- **Exercise**: Give the listing again exactly, omitting its images.

= = = = = = =

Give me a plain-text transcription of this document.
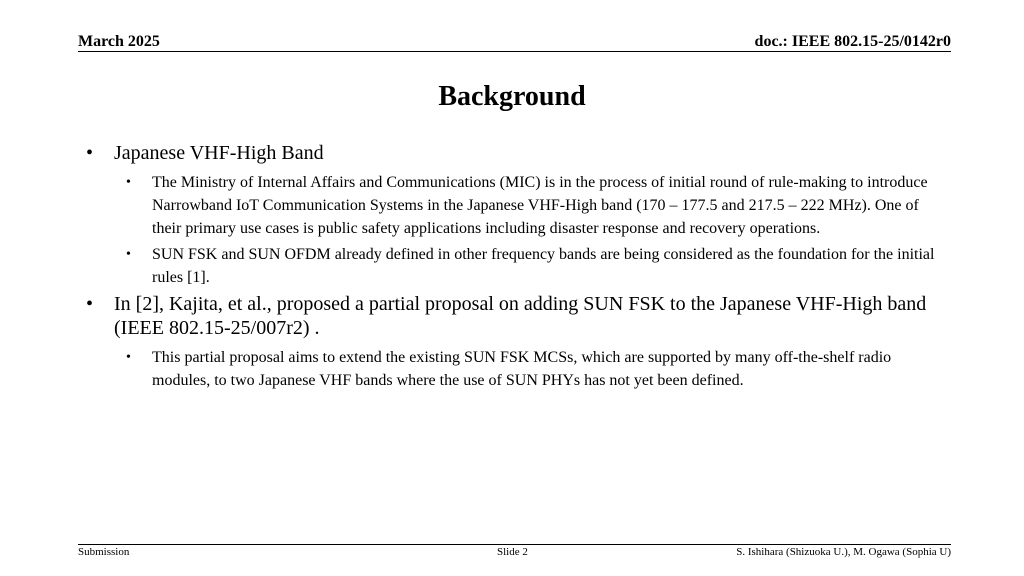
March 2025	doc.: IEEE 802.15-25/0142r0
Background
• Japanese VHF-High Band
• The Ministry of Internal Affairs and Communications (MIC) is in the process of initial round of rule-making to introduce Narrowband IoT Communication Systems in the Japanese VHF-High band (170 – 177.5 and 217.5 – 222 MHz). One of their primary use cases is public safety applications including disaster response and recovery operations.
• SUN FSK and SUN OFDM already defined in other frequency bands are being considered as the foundation for the initial rules [1].
• In [2], Kajita, et al., proposed a partial proposal on adding SUN FSK to the Japanese VHF-High band (IEEE 802.15-25/007r2) .
• This partial proposal aims to extend the existing SUN FSK MCSs, which are supported by many off-the-shelf radio modules, to two Japanese VHF bands where the use of SUN PHYs has not yet been defined.
Submission	Slide 2	S. Ishihara (Shizuoka U.), M. Ogawa (Sophia U)
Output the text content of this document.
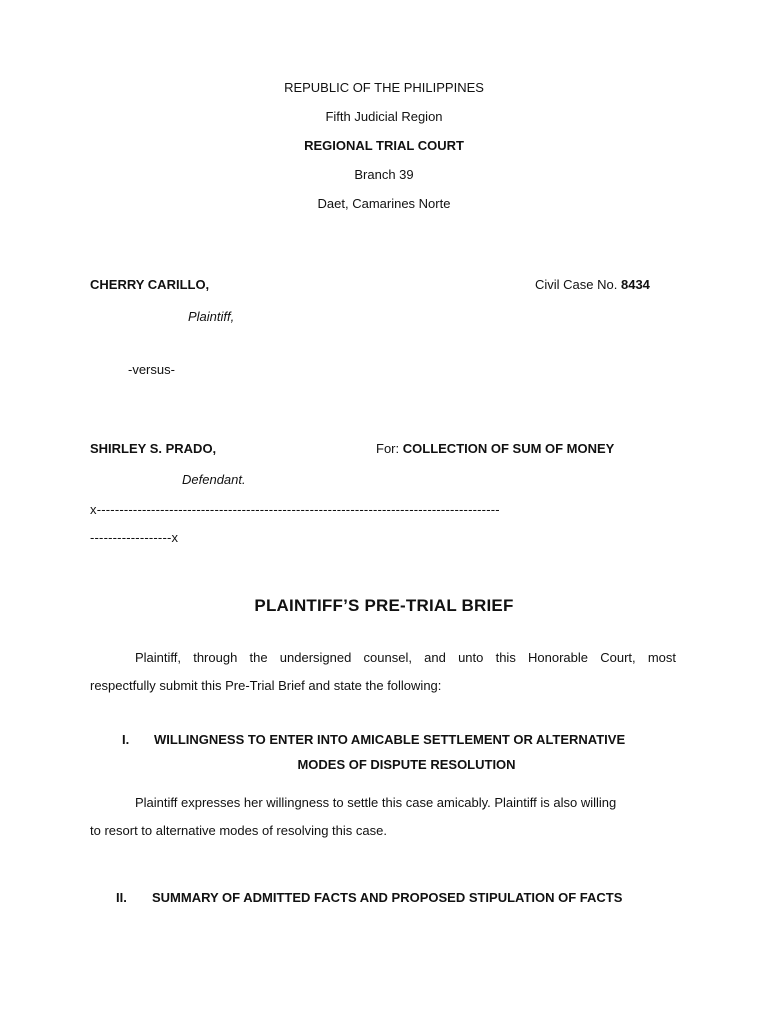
REPUBLIC OF THE PHILIPPINES
Fifth Judicial Region
REGIONAL TRIAL COURT
Branch 39
Daet, Camarines Norte
CHERRY CARILLO,	Civil Case No. 8434
Plaintiff,
-versus-
SHIRLEY S. PRADO,	For: COLLECTION OF SUM OF MONEY
Defendant.
x-----------------------------------------------------------------------------------------
------------------x
PLAINTIFF’S PRE-TRIAL BRIEF
Plaintiff, through the undersigned counsel, and unto this Honorable Court, most
respectfully submit this Pre-Trial Brief and state the following:
I. WILLINGNESS TO ENTER INTO AMICABLE SETTLEMENT OR ALTERNATIVE
MODES OF DISPUTE RESOLUTION
Plaintiff expresses her willingness to settle this case amicably. Plaintiff is also willing
to resort to alternative modes of resolving this case.
II. SUMMARY OF ADMITTED FACTS AND PROPOSED STIPULATION OF FACTS
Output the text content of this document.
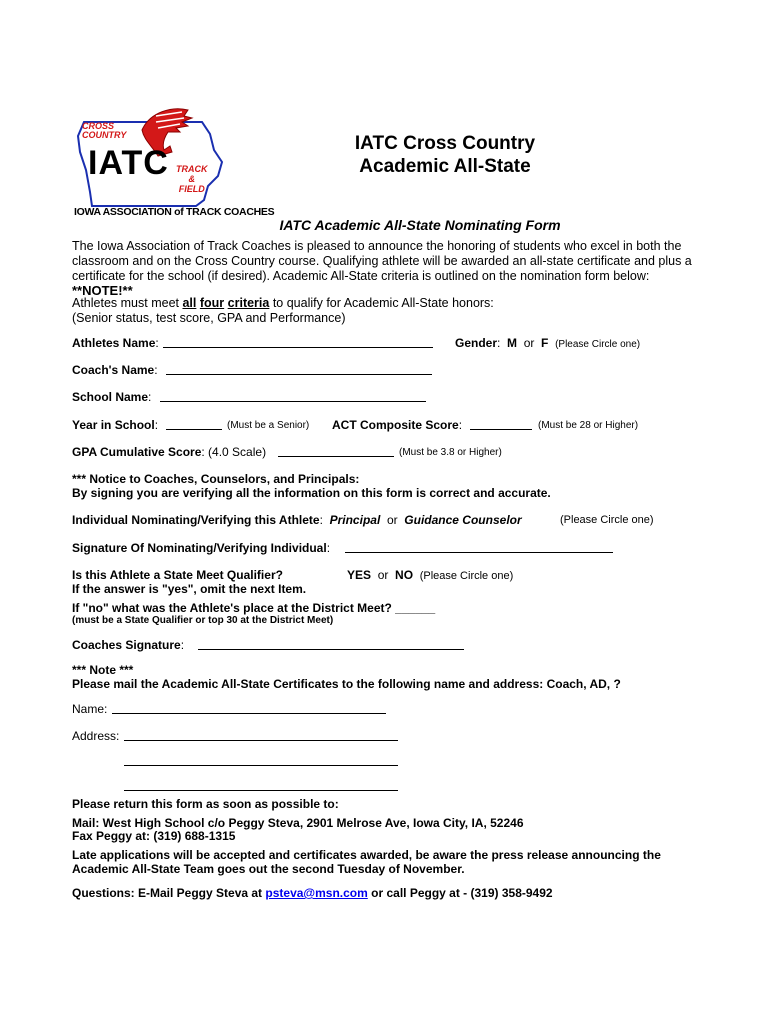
CROSS
COUNTRY
IATC TRACK
&
FIELD
IOWA ASSOCIATION of TRACK COACHES
IATC Cross Country
Academic All-State
IATC Academic All-State Nominating Form
The Iowa Association of Track Coaches is pleased to announce the honoring of students who excel in both the classroom and on the Cross Country course. Qualifying athlete will be awarded an all-state certificate and plus a certificate for the school (if desired). Academic All-State criteria is outlined on the nomination form below:
**NOTE!**
Athletes must meet all four criteria to qualify for Academic All-State honors:
(Senior status, test score, GPA and Performance)
Athletes Name:	Gender:  M or F (Please Circle one)
Coach's Name:
School Name:
Year in School:	(Must be a Senior) ACT Composite Score:	(Must be 28 or Higher)
GPA Cumulative Score: (4.0 Scale)	(Must be 3.8 or Higher)
*** Notice to Coaches, Counselors, and Principals:
By signing you are verifying all the information on this form is correct and accurate.
Individual Nominating/Verifying this Athlete:  Principal or Guidance Counselor	(Please Circle one)
Signature Of Nominating/Verifying Individual:
Is this Athlete a State Meet Qualifier?	YES or NO (Please Circle one)
If the answer is "yes", omit the next Item.
If "no" what was the Athlete's place at the District Meet? ______
(must be a State Qualifier or top 30 at the District Meet)
Coaches Signature:
*** Note ***
Please mail the Academic All-State Certificates to the following name and address: Coach, AD, ?
Name:
Address:
Please return this form as soon as possible to:
Mail: West High School c/o Peggy Steva, 2901 Melrose Ave, Iowa City, IA, 52246
Fax Peggy at: (319) 688-1315
Late applications will be accepted and certificates awarded, be aware the press release announcing the Academic All-State Team goes out the second Tuesday of November.
Questions: E-Mail Peggy Steva at psteva@msn.com or call Peggy at - (319) 358-9492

= = = = = = =

- **The reply**:
Give me a plain-text transcription of this document.
March 2025	doc.: IEEE 802.15-25/0142r0
Background
• Japanese VHF-High Band
• The Ministry of Internal Affairs and Communications (MIC) is in the process of initial round of rule-making to introduce Narrowband IoT Communication Systems in the Japanese VHF-High band (170 – 177.5 and 217.5 – 222 MHz). One of their primary use cases is public safety applications including disaster response and recovery operations.
• SUN FSK and SUN OFDM already defined in other frequency bands are being considered as the foundation for the initial rules [1].
• In [2], Kajita, et al., proposed a partial proposal on adding SUN FSK to the Japanese VHF-High band (IEEE 802.15-25/007r2) .
• This partial proposal aims to extend the existing SUN FSK MCSs, which are supported by many off-the-shelf radio modules, to two Japanese VHF bands where the use of SUN PHYs has not yet been defined.
Submission	Slide 2	S. Ishihara (Shizuoka U.), M. Ogawa (Sophia U)
Output the text content of this document.
REPUBLIC OF THE PHILIPPINES
Fifth Judicial Region
REGIONAL TRIAL COURT
Branch 39
Daet, Camarines Norte
CHERRY CARILLO,	Civil Case No. 8434
Plaintiff,
-versus-
SHIRLEY S. PRADO,	For: COLLECTION OF SUM OF MONEY
Defendant.
x-----------------------------------------------------------------------------------------
------------------x
PLAINTIFF’S PRE-TRIAL BRIEF
Plaintiff, through the undersigned counsel, and unto this Honorable Court, most
respectfully submit this Pre-Trial Brief and state the following:
I. WILLINGNESS TO ENTER INTO AMICABLE SETTLEMENT OR ALTERNATIVE
MODES OF DISPUTE RESOLUTION
Plaintiff expresses her willingness to settle this case amicably. Plaintiff is also willing
to resort to alternative modes of resolving this case.
II. SUMMARY OF ADMITTED FACTS AND PROPOSED STIPULATION OF FACTS
Output the text content of this document.
CROSS
COUNTRY
IATC TRACK
&
FIELD
IOWA ASSOCIATION of TRACK COACHES
IATC Cross Country
Academic All-State
IATC Academic All-State Nominating Form
The Iowa Association of Track Coaches is pleased to announce the honoring of students who excel in both the classroom and on the Cross Country course. Qualifying athlete will be awarded an all-state certificate and plus a certificate for the school (if desired). Academic All-State criteria is outlined on the nomination form below:
**NOTE!**
Athletes must meet all four criteria to qualify for Academic All-State honors:
(Senior status, test score, GPA and Performance)
Athletes Name:	Gender:  M or F (Please Circle one)
Coach's Name:
School Name:
Year in School:	(Must be a Senior) ACT Composite Score:	(Must be 28 or Higher)
GPA Cumulative Score: (4.0 Scale)	(Must be 3.8 or Higher)
*** Notice to Coaches, Counselors, and Principals:
By signing you are verifying all the information on this form is correct and accurate.
Individual Nominating/Verifying this Athlete:  Principal or Guidance Counselor	(Please Circle one)
Signature Of Nominating/Verifying Individual:
Is this Athlete a State Meet Qualifier?	YES or NO (Please Circle one)
If the answer is "yes", omit the next Item.
If "no" what was the Athlete's place at the District Meet? ______
(must be a State Qualifier or top 30 at the District Meet)
Coaches Signature:
*** Note ***
Please mail the Academic All-State Certificates to the following name and address: Coach, AD, ?
Name:
Address:
Please return this form as soon as possible to:
Mail: West High School c/o Peggy Steva, 2901 Melrose Ave, Iowa City, IA, 52246
Fax Peggy at: (319) 688-1315
Late applications will be accepted and certificates awarded, be aware the press release announcing the Academic All-State Team goes out the second Tuesday of November.
Questions: E-Mail Peggy Steva at psteva@msn.com or call Peggy at - (319) 358-9492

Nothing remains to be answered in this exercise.